Problem details
Go over the listing below line by line and tally those containing "early". Give only the tally.

Given entries
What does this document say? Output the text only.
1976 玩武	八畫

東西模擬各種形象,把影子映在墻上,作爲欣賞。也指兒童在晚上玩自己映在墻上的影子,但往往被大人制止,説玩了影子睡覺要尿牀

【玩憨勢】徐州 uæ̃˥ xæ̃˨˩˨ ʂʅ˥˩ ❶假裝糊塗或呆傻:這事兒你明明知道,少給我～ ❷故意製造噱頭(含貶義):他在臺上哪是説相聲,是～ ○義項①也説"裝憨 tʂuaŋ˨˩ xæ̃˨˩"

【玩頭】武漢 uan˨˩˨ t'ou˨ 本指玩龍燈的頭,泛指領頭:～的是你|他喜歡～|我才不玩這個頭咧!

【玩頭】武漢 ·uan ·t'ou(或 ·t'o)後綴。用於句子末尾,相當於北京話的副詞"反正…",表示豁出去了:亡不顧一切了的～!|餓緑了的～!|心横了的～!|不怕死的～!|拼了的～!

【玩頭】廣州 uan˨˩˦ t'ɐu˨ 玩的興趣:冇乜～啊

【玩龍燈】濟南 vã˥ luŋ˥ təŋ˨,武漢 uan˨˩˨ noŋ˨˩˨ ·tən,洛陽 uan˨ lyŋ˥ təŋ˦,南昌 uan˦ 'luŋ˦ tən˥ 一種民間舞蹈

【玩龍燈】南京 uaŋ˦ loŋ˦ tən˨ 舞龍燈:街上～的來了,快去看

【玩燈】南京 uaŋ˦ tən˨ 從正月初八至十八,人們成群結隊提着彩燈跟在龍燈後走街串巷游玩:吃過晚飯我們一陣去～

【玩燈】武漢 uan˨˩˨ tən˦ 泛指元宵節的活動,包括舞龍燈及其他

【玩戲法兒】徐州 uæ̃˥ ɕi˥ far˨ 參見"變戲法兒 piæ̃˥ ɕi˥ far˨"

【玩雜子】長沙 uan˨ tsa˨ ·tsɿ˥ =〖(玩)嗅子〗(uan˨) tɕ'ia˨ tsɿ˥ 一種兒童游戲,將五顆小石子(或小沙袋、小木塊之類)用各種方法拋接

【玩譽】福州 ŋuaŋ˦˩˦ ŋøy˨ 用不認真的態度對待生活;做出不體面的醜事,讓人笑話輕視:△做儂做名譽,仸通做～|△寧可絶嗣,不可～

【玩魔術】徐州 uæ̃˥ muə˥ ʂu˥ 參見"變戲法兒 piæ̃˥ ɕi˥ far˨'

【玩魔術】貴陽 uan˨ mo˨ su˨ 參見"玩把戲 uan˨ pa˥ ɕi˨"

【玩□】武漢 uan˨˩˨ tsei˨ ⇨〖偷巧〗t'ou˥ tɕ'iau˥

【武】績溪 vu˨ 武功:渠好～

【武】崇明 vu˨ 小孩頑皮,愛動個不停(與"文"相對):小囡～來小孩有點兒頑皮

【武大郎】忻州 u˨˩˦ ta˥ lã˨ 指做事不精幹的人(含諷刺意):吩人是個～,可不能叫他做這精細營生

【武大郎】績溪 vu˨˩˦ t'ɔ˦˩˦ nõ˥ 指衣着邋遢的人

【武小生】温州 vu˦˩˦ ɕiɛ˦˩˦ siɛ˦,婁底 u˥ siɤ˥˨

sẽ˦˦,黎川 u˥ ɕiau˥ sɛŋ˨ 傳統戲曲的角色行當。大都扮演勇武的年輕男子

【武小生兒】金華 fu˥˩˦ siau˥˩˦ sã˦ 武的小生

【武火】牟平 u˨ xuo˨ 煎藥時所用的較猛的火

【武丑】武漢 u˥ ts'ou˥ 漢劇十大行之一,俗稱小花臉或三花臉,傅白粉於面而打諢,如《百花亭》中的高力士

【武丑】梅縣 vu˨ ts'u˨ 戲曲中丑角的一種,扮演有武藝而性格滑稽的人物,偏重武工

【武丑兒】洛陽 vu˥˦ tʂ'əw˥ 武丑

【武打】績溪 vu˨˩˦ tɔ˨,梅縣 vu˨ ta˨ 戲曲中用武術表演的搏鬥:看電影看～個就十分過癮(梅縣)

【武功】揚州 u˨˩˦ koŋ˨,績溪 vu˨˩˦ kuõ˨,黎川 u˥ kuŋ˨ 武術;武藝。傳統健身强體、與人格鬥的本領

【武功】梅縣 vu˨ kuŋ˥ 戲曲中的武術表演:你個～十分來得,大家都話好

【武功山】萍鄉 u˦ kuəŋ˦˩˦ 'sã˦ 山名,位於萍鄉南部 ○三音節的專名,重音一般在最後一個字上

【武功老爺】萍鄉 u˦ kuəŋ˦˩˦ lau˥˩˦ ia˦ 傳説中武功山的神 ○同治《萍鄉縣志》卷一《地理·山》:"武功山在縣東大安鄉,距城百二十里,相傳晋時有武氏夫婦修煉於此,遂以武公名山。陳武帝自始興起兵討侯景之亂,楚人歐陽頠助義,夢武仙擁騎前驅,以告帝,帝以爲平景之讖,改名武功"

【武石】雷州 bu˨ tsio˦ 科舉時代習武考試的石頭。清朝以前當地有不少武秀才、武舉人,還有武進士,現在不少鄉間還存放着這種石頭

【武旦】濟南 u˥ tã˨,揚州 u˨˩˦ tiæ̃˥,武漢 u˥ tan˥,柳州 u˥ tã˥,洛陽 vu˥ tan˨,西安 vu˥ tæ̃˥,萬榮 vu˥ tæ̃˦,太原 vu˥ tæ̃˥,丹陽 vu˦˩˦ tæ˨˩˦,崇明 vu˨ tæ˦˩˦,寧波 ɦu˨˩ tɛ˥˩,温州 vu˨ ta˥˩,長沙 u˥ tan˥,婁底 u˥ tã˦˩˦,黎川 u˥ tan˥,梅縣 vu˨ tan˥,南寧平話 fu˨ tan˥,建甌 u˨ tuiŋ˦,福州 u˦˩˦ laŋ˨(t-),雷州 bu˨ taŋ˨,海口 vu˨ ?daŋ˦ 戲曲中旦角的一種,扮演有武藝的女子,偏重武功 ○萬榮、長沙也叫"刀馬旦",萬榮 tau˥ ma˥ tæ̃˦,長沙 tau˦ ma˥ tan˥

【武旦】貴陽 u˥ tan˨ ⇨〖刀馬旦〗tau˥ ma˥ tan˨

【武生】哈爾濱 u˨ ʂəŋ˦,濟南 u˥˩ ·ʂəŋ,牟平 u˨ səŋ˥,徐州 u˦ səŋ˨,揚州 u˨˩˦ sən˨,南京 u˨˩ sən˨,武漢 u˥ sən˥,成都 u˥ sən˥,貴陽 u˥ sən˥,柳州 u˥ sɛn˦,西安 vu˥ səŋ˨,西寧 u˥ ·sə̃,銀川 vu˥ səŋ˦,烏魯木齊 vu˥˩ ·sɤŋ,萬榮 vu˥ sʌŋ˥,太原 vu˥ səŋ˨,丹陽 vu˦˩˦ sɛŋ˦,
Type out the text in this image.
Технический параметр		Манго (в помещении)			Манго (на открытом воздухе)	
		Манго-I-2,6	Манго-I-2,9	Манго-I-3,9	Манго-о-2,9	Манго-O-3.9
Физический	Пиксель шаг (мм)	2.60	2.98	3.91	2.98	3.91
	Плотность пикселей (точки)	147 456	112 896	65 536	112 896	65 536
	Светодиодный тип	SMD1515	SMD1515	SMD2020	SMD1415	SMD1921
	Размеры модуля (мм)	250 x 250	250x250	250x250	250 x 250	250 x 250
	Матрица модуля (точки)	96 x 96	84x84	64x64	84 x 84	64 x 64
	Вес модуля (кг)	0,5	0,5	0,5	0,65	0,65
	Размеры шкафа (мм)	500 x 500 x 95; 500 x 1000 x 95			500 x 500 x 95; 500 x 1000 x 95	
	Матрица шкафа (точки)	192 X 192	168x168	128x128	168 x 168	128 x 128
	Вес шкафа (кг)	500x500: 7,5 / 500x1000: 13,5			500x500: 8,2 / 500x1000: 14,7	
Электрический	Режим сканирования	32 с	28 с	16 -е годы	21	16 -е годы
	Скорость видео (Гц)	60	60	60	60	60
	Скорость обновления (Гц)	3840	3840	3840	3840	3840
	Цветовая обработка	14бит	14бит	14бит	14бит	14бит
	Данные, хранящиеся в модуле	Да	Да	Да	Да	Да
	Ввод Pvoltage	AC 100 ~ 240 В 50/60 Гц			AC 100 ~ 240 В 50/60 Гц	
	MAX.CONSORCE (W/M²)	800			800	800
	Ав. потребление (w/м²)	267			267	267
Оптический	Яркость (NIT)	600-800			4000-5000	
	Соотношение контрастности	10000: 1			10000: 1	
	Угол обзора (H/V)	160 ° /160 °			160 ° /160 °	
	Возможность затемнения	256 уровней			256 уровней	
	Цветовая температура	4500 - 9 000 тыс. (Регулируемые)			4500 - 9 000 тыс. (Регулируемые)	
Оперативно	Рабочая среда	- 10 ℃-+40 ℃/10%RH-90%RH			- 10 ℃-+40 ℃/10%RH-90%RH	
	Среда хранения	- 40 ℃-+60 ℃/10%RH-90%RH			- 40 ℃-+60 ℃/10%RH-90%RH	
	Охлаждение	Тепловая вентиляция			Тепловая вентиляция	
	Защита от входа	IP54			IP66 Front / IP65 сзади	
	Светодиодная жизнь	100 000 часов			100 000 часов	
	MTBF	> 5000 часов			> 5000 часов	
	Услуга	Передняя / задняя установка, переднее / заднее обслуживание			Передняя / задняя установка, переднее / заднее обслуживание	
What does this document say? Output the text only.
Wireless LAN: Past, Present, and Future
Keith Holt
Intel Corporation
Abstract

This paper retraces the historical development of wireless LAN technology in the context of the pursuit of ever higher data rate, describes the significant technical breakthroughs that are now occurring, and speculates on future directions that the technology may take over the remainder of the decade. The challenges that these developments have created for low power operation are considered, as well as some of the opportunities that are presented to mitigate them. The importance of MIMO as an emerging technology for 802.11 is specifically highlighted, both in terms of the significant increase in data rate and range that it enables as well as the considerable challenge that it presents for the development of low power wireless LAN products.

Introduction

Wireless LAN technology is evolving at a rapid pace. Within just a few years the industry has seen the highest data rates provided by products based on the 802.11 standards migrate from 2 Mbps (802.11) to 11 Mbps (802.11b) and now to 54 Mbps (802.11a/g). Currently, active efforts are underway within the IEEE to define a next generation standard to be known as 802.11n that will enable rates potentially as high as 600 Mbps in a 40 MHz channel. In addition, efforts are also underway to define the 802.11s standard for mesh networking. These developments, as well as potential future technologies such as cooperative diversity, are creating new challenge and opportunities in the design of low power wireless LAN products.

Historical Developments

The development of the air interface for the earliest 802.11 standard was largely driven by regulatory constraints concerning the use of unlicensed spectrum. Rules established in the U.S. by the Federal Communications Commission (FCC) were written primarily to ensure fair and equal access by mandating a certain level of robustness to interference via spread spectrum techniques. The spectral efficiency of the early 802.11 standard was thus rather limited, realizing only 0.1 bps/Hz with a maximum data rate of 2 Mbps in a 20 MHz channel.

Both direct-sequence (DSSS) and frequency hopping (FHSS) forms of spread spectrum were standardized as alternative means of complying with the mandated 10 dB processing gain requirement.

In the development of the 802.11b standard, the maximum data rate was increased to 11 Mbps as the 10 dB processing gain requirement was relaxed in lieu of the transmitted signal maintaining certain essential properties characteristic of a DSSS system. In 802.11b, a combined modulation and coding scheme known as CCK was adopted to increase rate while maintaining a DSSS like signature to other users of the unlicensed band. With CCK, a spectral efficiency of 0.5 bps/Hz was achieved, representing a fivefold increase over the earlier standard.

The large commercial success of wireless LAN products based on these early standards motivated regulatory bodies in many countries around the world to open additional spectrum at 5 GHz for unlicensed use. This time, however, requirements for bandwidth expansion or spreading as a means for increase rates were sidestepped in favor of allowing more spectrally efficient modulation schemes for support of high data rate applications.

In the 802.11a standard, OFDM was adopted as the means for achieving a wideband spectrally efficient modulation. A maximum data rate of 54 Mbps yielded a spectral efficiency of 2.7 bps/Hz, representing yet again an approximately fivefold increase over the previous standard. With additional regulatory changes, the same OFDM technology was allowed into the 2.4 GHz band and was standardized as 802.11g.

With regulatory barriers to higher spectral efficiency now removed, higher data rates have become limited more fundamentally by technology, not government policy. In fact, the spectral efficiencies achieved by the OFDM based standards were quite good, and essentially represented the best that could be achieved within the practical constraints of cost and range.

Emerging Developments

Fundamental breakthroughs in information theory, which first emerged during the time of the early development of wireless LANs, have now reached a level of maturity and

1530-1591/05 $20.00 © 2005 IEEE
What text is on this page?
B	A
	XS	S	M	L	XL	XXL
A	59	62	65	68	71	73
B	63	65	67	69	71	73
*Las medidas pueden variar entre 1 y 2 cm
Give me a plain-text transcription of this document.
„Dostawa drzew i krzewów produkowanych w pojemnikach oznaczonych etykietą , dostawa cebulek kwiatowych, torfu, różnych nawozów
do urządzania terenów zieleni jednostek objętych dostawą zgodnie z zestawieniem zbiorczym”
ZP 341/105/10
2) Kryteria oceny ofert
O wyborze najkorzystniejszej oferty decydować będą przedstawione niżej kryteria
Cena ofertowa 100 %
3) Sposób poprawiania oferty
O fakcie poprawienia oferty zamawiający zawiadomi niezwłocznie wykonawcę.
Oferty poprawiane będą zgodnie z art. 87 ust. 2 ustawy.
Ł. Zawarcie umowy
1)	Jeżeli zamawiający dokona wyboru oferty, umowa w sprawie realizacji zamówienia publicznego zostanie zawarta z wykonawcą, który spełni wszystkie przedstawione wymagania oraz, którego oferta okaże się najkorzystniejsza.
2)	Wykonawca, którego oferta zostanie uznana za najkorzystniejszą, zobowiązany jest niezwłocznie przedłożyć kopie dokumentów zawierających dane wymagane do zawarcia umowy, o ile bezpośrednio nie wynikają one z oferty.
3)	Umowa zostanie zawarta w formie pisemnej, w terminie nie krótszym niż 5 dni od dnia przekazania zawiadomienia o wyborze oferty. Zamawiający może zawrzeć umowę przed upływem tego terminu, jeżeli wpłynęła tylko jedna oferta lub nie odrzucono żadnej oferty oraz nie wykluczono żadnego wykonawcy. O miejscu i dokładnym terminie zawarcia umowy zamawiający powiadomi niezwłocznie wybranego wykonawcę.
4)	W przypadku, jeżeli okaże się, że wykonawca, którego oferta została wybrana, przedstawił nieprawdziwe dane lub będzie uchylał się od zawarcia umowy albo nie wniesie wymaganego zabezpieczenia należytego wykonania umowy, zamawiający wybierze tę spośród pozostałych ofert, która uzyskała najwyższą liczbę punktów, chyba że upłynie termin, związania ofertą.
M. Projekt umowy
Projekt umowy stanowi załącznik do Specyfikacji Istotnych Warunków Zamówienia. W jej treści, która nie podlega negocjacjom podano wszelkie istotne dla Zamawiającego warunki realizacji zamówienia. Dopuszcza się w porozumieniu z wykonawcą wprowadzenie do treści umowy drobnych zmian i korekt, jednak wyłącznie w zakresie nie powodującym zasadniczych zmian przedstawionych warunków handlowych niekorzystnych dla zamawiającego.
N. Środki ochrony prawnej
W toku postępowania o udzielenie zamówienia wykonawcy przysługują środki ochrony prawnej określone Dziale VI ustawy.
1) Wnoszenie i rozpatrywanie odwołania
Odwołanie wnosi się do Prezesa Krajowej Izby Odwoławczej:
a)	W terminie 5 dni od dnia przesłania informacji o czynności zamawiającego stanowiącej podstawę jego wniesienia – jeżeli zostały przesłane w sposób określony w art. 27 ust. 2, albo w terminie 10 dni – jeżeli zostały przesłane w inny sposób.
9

Exercise answer
3